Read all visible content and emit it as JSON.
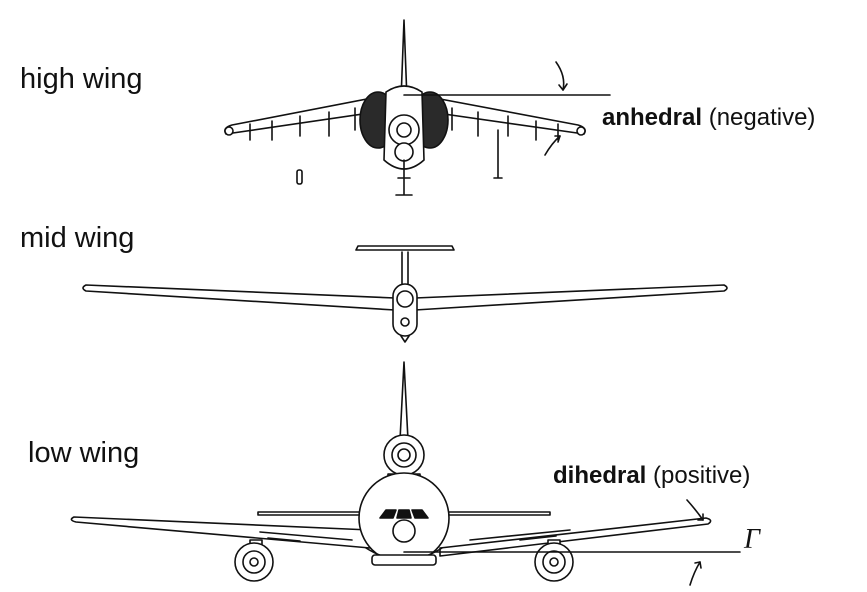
{
  "labels": {
    "high_wing": "high wing",
    "mid_wing": "mid wing",
    "low_wing": "low wing"
  },
  "annotations": {
    "anhedral_bold": "anhedral",
    "anhedral_rest": " (negative)",
    "dihedral_bold": "dihedral",
    "dihedral_rest": " (positive)",
    "gamma_symbol": "Γ"
  }
}
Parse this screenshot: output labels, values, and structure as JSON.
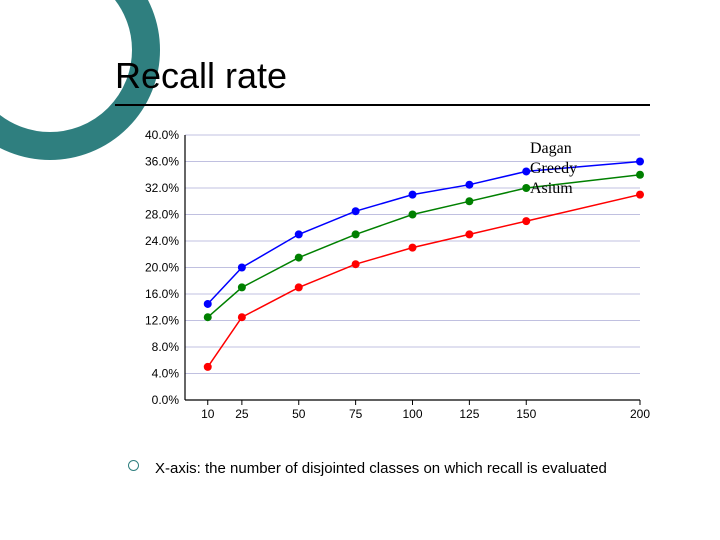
{
  "slide": {
    "title": "Recall rate",
    "footnote": "X-axis: the number of disjointed classes on which recall is evaluated",
    "accent_color": "#2f7f7f"
  },
  "chart": {
    "type": "line",
    "background_color": "#ffffff",
    "axis_color": "#000000",
    "grid_color": "#c0c0e0",
    "tick_label_fontsize": 12,
    "x": {
      "ticks": [
        10,
        25,
        50,
        75,
        100,
        125,
        150,
        200
      ],
      "lim": [
        0,
        200
      ]
    },
    "y": {
      "ticks": [
        0.0,
        4.0,
        8.0,
        12.0,
        16.0,
        20.0,
        24.0,
        28.0,
        32.0,
        36.0,
        40.0
      ],
      "tick_labels": [
        "0.0%",
        "4.0%",
        "8.0%",
        "12.0%",
        "16.0%",
        "20.0%",
        "24.0%",
        "28.0%",
        "32.0%",
        "36.0%",
        "40.0%"
      ],
      "lim": [
        0,
        40
      ]
    },
    "marker": {
      "shape": "circle",
      "radius": 4
    },
    "line_width": 1.5,
    "series": [
      {
        "name": "Dagan",
        "color": "#0000ff",
        "x": [
          10,
          25,
          50,
          75,
          100,
          125,
          150,
          200
        ],
        "y": [
          14.5,
          20.0,
          25.0,
          28.5,
          31.0,
          32.5,
          34.5,
          36.0
        ]
      },
      {
        "name": "Greedy",
        "color": "#008000",
        "x": [
          10,
          25,
          50,
          75,
          100,
          125,
          150,
          200
        ],
        "y": [
          12.5,
          17.0,
          21.5,
          25.0,
          28.0,
          30.0,
          32.0,
          34.0
        ]
      },
      {
        "name": "Asium",
        "color": "#ff0000",
        "x": [
          10,
          25,
          50,
          75,
          100,
          125,
          150,
          200
        ],
        "y": [
          5.0,
          12.5,
          17.0,
          20.5,
          23.0,
          25.0,
          27.0,
          31.0
        ]
      }
    ],
    "legend": {
      "position": "top-right-inside",
      "fontsize": 16,
      "items": [
        "Dagan",
        "Greedy",
        "Asium"
      ]
    }
  }
}
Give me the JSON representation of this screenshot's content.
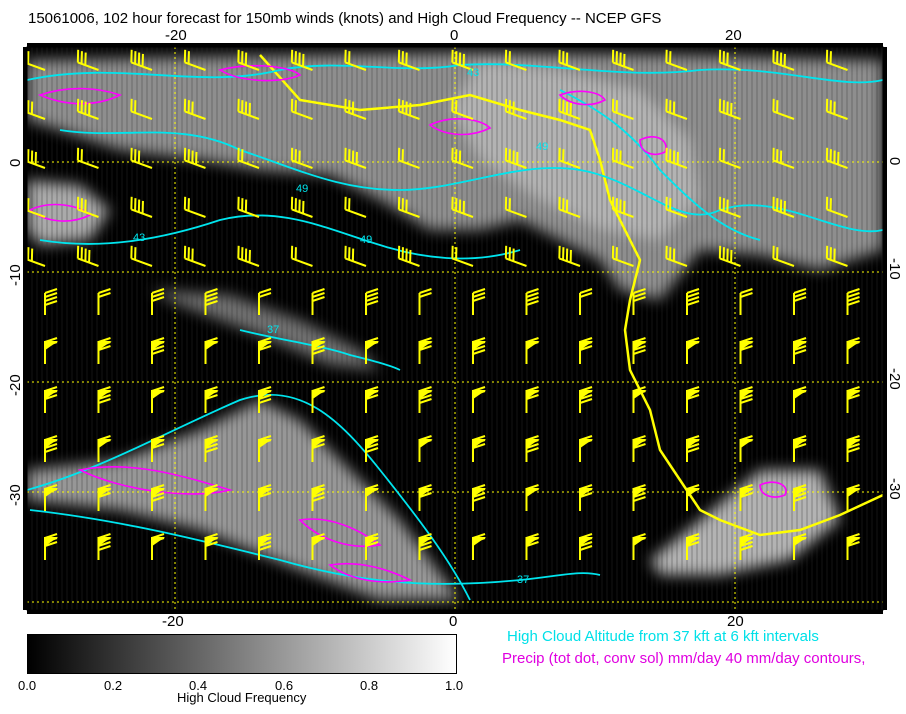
{
  "title": "15061006, 102 hour forecast for 150mb winds (knots) and High Cloud Frequency -- NCEP GFS",
  "map": {
    "lon_ticks": [
      "-20",
      "0",
      "20"
    ],
    "lat_ticks": [
      "0",
      "-10",
      "-20",
      "-30"
    ],
    "contour_labels": [
      "49",
      "43",
      "49",
      "37",
      "37",
      "43",
      "49"
    ]
  },
  "legend": {
    "cyan_text": "High Cloud Altitude from 37 kft at 6 kft intervals",
    "magenta_text": "Precip (tot dot, conv sol) mm/day 40 mm/day contours,",
    "colorbar_title": "High Cloud Frequency",
    "colorbar_ticks": [
      "0.0",
      "0.2",
      "0.4",
      "0.6",
      "0.8",
      "1.0"
    ]
  },
  "colors": {
    "background": "#000000",
    "wind_barbs": "#ffff00",
    "cloud_altitude_contours": "#00e5ee",
    "precip_contours": "#ff00ff",
    "grid": "#ffff00"
  }
}
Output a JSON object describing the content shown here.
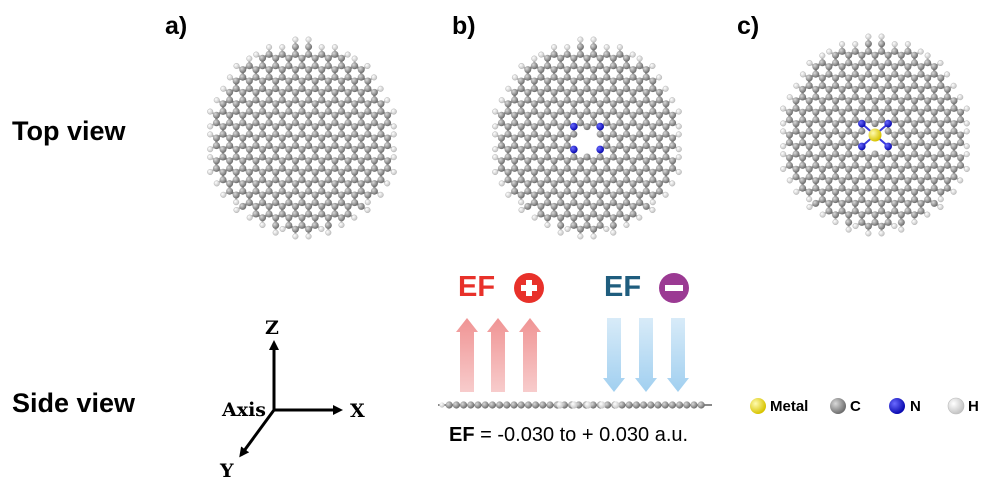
{
  "row_labels": {
    "top": "Top view",
    "side": "Side view"
  },
  "panels": [
    {
      "label": "a)",
      "variant": "pristine"
    },
    {
      "label": "b)",
      "variant": "n4-vacancy"
    },
    {
      "label": "c)",
      "variant": "metal-n4"
    }
  ],
  "electric_field": {
    "positive": {
      "label": "EF",
      "color": "#e8312a",
      "sign_icon": "plus-circle-icon"
    },
    "negative": {
      "label": "EF",
      "color": "#1f5d7e",
      "sign_icon": "minus-circle-icon",
      "icon_color": "#9b3a93"
    },
    "formula_bold": "EF",
    "formula_rest": " = -0.030 to + 0.030 a.u."
  },
  "axis": {
    "title": "Axis",
    "x": "X",
    "y": "Y",
    "z": "Z"
  },
  "legend": [
    {
      "label": "Metal",
      "color": "#f2e21a"
    },
    {
      "label": "C",
      "color": "#8c8c8c"
    },
    {
      "label": "N",
      "color": "#1f1fdc"
    },
    {
      "label": "H",
      "color": "#f4f4f4"
    }
  ]
}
■ ■ ■
## [Direction]
Pictures stay out; retype only the lines from the line containing "Output a JSON" through the end of the listing, inclusive, exactly as they appear.

## [Response below]
Output a JSON object describing the content shown here.
{
  "row_labels": {
    "top": "Top view",
    "side": "Side view"
  },
  "panels": [
    {
      "label": "a)",
      "variant": "pristine"
    },
    {
      "label": "b)",
      "variant": "n4-vacancy"
    },
    {
      "label": "c)",
      "variant": "metal-n4"
    }
  ],
  "electric_field": {
    "positive": {
      "label": "EF",
      "color": "#e8312a",
      "sign_icon": "plus-circle-icon"
    },
    "negative": {
      "label": "EF",
      "color": "#1f5d7e",
      "sign_icon": "minus-circle-icon",
      "icon_color": "#9b3a93"
    },
    "formula_bold": "EF",
    "formula_rest": " = -0.030 to + 0.030 a.u."
  },
  "axis": {
    "title": "Axis",
    "x": "X",
    "y": "Y",
    "z": "Z"
  },
  "legend": [
    {
      "label": "Metal",
      "color": "#f2e21a"
    },
    {
      "label": "C",
      "color": "#8c8c8c"
    },
    {
      "label": "N",
      "color": "#1f1fdc"
    },
    {
      "label": "H",
      "color": "#f4f4f4"
    }
  ]
}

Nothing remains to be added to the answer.